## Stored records
────────────────────

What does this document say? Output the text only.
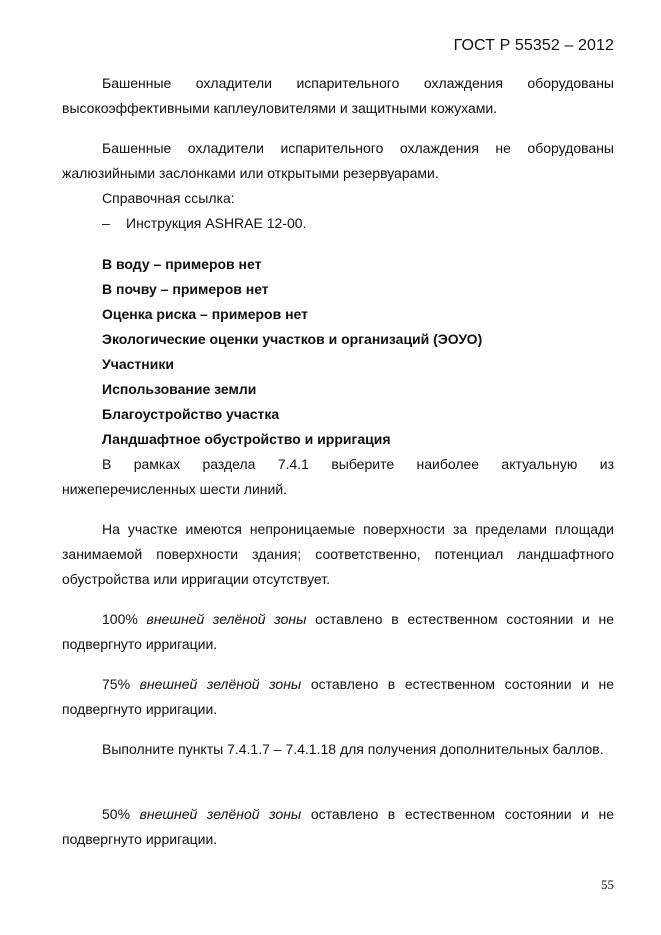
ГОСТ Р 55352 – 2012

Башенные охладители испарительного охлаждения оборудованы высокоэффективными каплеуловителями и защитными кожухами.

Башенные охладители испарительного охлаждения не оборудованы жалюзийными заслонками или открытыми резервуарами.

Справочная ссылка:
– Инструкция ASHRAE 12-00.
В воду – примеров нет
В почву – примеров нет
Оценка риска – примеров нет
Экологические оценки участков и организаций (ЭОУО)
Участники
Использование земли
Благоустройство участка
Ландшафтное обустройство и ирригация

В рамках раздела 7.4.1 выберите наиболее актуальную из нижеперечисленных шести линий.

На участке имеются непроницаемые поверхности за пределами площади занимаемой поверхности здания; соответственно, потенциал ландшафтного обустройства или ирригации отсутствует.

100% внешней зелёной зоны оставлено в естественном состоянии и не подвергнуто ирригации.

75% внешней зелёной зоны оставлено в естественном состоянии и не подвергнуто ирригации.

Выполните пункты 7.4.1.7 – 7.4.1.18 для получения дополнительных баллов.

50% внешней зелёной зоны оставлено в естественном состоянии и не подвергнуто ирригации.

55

────────────────────

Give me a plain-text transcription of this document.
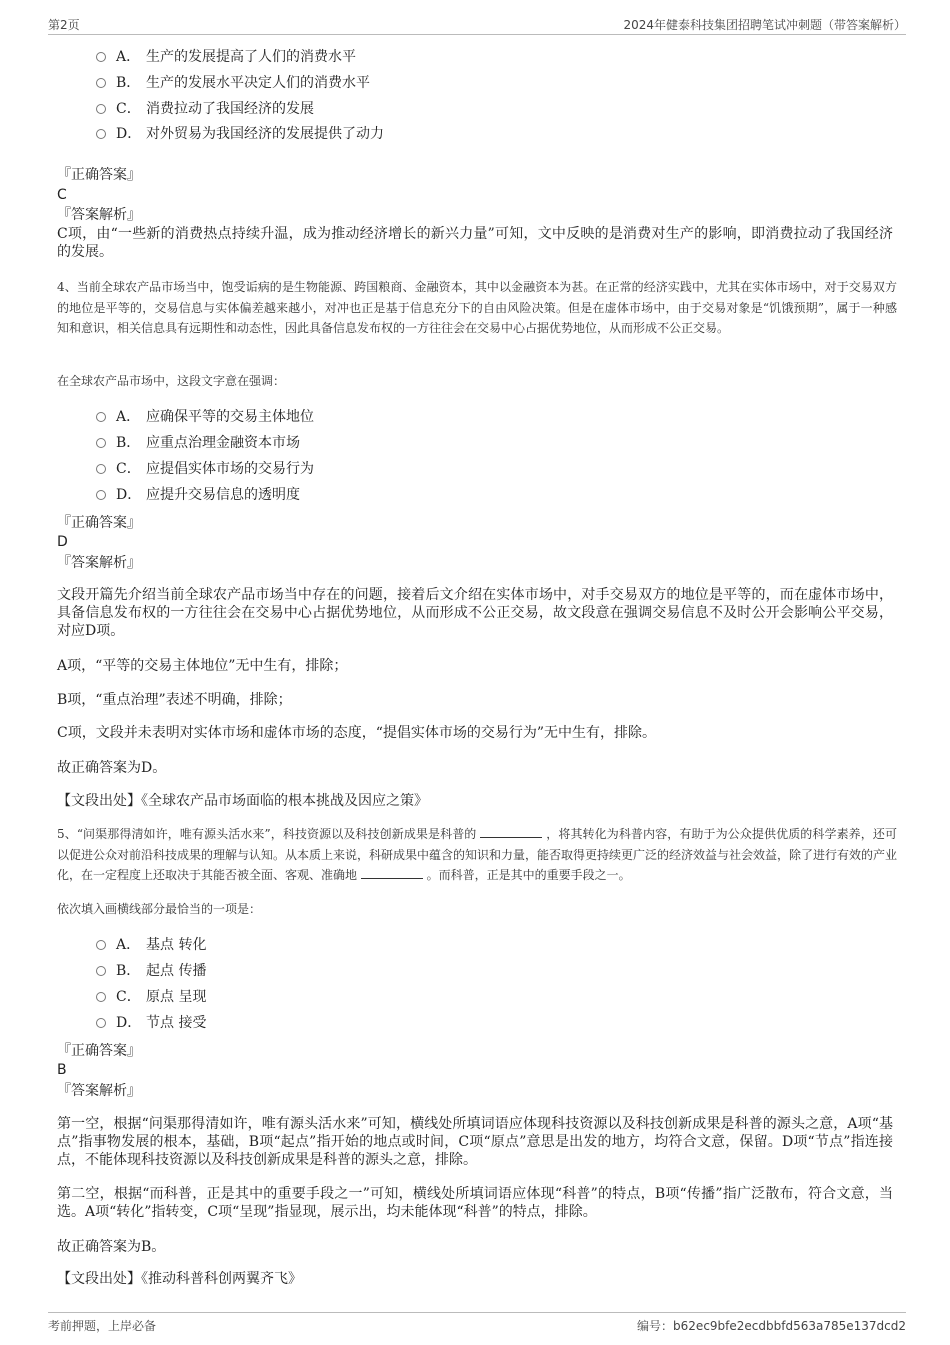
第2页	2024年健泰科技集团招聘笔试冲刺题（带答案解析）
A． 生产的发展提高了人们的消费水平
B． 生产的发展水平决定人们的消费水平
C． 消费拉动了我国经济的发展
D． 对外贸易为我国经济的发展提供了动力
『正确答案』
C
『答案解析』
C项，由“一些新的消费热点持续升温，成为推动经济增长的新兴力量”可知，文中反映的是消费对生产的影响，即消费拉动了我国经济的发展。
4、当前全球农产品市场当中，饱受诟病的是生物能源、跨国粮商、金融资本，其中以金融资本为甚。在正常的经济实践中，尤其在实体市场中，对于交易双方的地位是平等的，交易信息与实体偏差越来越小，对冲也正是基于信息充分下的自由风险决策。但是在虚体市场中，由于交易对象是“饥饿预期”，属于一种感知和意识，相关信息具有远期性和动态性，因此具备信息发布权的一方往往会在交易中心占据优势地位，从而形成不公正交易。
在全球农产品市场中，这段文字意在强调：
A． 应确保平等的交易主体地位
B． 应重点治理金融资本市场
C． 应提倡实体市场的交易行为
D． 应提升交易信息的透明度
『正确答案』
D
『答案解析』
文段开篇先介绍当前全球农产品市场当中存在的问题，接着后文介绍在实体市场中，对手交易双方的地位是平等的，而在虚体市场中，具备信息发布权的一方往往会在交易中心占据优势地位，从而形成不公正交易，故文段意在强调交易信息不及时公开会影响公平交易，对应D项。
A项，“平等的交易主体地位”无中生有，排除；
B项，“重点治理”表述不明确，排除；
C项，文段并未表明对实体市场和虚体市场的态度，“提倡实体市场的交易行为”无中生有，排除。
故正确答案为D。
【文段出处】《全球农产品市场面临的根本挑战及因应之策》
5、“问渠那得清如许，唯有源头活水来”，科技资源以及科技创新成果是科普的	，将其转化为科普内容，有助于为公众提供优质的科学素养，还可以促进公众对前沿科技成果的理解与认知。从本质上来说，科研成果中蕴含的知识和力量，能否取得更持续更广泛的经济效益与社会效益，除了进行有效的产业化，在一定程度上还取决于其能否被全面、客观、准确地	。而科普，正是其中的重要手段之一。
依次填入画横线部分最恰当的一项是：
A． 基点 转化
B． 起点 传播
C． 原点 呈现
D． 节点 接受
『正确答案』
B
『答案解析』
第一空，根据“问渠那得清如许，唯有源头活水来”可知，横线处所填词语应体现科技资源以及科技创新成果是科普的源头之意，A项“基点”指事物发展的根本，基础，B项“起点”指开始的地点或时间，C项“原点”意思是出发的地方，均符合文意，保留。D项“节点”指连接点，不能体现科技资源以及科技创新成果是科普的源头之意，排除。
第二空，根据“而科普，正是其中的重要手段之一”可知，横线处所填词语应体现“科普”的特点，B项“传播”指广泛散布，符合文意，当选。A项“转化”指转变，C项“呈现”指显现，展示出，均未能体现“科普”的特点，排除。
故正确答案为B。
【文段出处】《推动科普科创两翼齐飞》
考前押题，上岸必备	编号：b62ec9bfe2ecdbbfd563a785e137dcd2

────────────────────

## Exercise description
In the material above, show every line where the word "испарительного" turns up.

## Solution below
Башенные охладители испарительного охлаждения оборудованы высокоэффективными каплеуловителями и защитными кожухами.
Башенные охладители испарительного охлаждения не оборудованы жалюзийными заслонками или открытыми резервуарами.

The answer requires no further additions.